### THE INPUT
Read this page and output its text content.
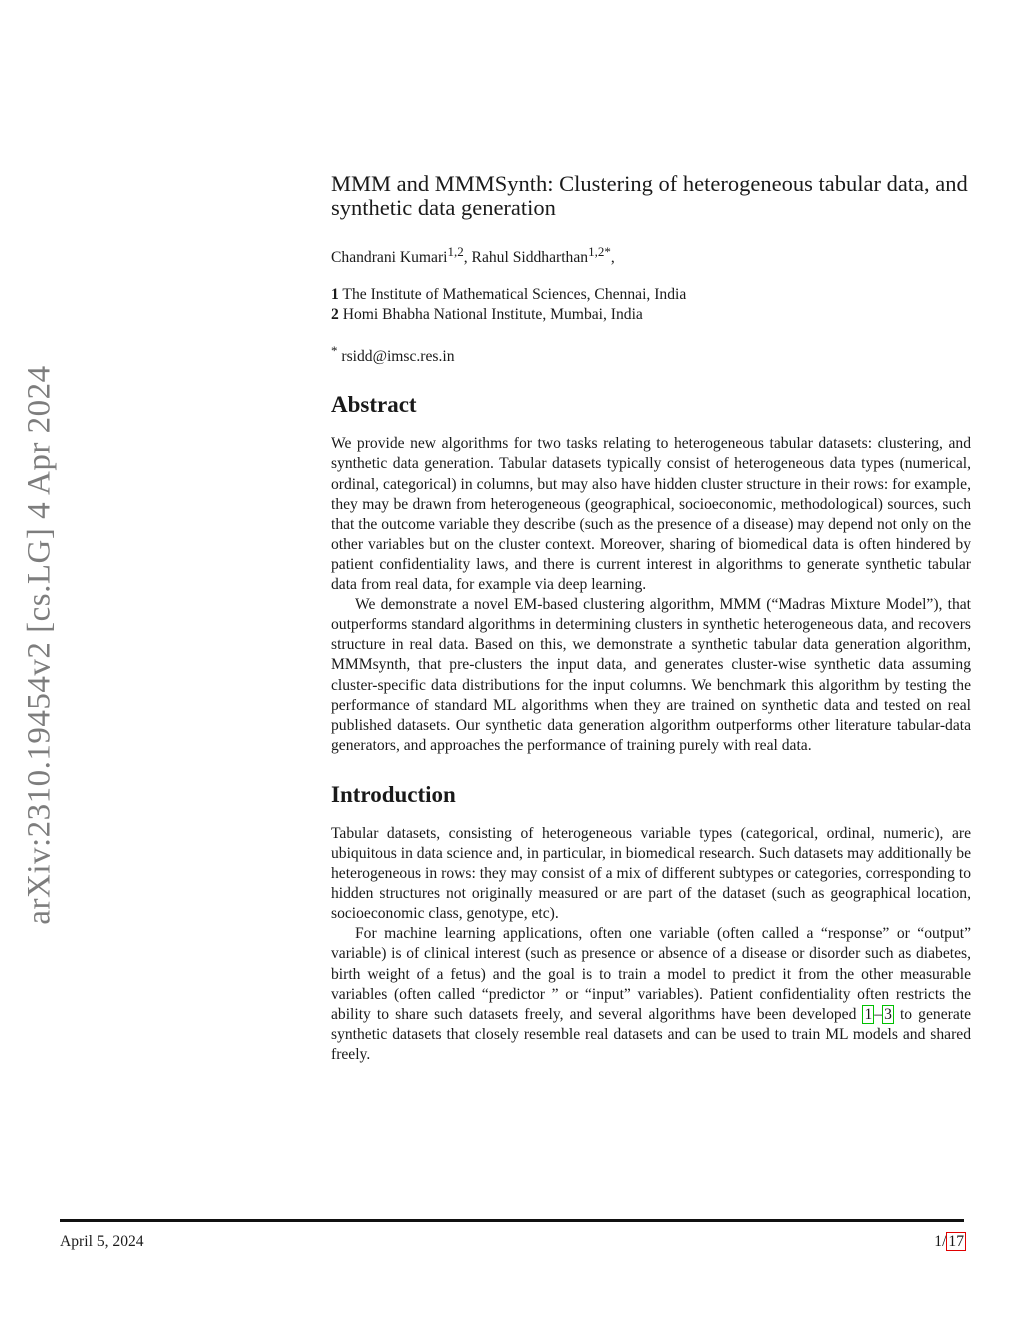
arXiv:2310.19454v2 [cs.LG] 4 Apr 2024
MMM and MMMSynth: Clustering of heterogeneous tabular data, and synthetic data generation
Chandrani Kumari$^{1,2}$, Rahul Siddharthan$^{1,2*}$,
1 The Institute of Mathematical Sciences, Chennai, India
2 Homi Bhabha National Institute, Mumbai, India
* rsidd@imsc.res.in
Abstract

We provide new algorithms for two tasks relating to heterogeneous tabular datasets: clustering, and synthetic data generation. Tabular datasets typically consist of heterogeneous data types (numerical, ordinal, categorical) in columns, but may also have hidden cluster structure in their rows: for example, they may be drawn from heterogeneous (geographical, socioeconomic, methodological) sources, such that the outcome variable they describe (such as the presence of a disease) may depend not only on the other variables but on the cluster context. Moreover, sharing of biomedical data is often hindered by patient confidentiality laws, and there is current interest in algorithms to generate synthetic tabular data from real data, for example via deep learning.

We demonstrate a novel EM-based clustering algorithm, MMM (“Madras Mixture Model”), that outperforms standard algorithms in determining clusters in synthetic heterogeneous data, and recovers structure in real data. Based on this, we demonstrate a synthetic tabular data generation algorithm, MMMsynth, that pre-clusters the input data, and generates cluster-wise synthetic data assuming cluster-specific data distributions for the input columns. We benchmark this algorithm by testing the performance of standard ML algorithms when they are trained on synthetic data and tested on real published datasets. Our synthetic data generation algorithm outperforms other literature tabular-data generators, and approaches the performance of training purely with real data.

Introduction

Tabular datasets, consisting of heterogeneous variable types (categorical, ordinal, numeric), are ubiquitous in data science and, in particular, in biomedical research. Such datasets may additionally be heterogeneous in rows: they may consist of a mix of different subtypes or categories, corresponding to hidden structures not originally measured or are part of the dataset (such as geographical location, socioeconomic class, genotype, etc).

For machine learning applications, often one variable (often called a “response” or “output” variable) is of clinical interest (such as presence or absence of a disease or disorder such as diabetes, birth weight of a fetus) and the goal is to train a model to predict it from the other measurable variables (often called “predictor ” or “input” variables). Patient confidentiality often restricts the ability to share such datasets freely, and several algorithms have been developed 1 – 3 to generate synthetic datasets that closely resemble real datasets and can be used to train ML models and shared freely.

April 5, 2024	1/ 17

### PROBLEM DETAILS
Return the material word for word. Pictures are not part of the copy.

### RESULT
Read this page and output its text content.
arXiv:2310.19454v2 [cs.LG] 4 Apr 2024
MMM and MMMSynth: Clustering of heterogeneous tabular data, and synthetic data generation
Chandrani Kumari$^{1,2}$, Rahul Siddharthan$^{1,2*}$,
1 The Institute of Mathematical Sciences, Chennai, India
2 Homi Bhabha National Institute, Mumbai, India
* rsidd@imsc.res.in
Abstract

We provide new algorithms for two tasks relating to heterogeneous tabular datasets: clustering, and synthetic data generation. Tabular datasets typically consist of heterogeneous data types (numerical, ordinal, categorical) in columns, but may also have hidden cluster structure in their rows: for example, they may be drawn from heterogeneous (geographical, socioeconomic, methodological) sources, such that the outcome variable they describe (such as the presence of a disease) may depend not only on the other variables but on the cluster context. Moreover, sharing of biomedical data is often hindered by patient confidentiality laws, and there is current interest in algorithms to generate synthetic tabular data from real data, for example via deep learning.

We demonstrate a novel EM-based clustering algorithm, MMM (“Madras Mixture Model”), that outperforms standard algorithms in determining clusters in synthetic heterogeneous data, and recovers structure in real data. Based on this, we demonstrate a synthetic tabular data generation algorithm, MMMsynth, that pre-clusters the input data, and generates cluster-wise synthetic data assuming cluster-specific data distributions for the input columns. We benchmark this algorithm by testing the performance of standard ML algorithms when they are trained on synthetic data and tested on real published datasets. Our synthetic data generation algorithm outperforms other literature tabular-data generators, and approaches the performance of training purely with real data.

Introduction

Tabular datasets, consisting of heterogeneous variable types (categorical, ordinal, numeric), are ubiquitous in data science and, in particular, in biomedical research. Such datasets may additionally be heterogeneous in rows: they may consist of a mix of different subtypes or categories, corresponding to hidden structures not originally measured or are part of the dataset (such as geographical location, socioeconomic class, genotype, etc).

For machine learning applications, often one variable (often called a “response” or “output” variable) is of clinical interest (such as presence or absence of a disease or disorder such as diabetes, birth weight of a fetus) and the goal is to train a model to predict it from the other measurable variables (often called “predictor ” or “input” variables). Patient confidentiality often restricts the ability to share such datasets freely, and several algorithms have been developed 1 – 3 to generate synthetic datasets that closely resemble real datasets and can be used to train ML models and shared freely.

April 5, 2024	1/ 17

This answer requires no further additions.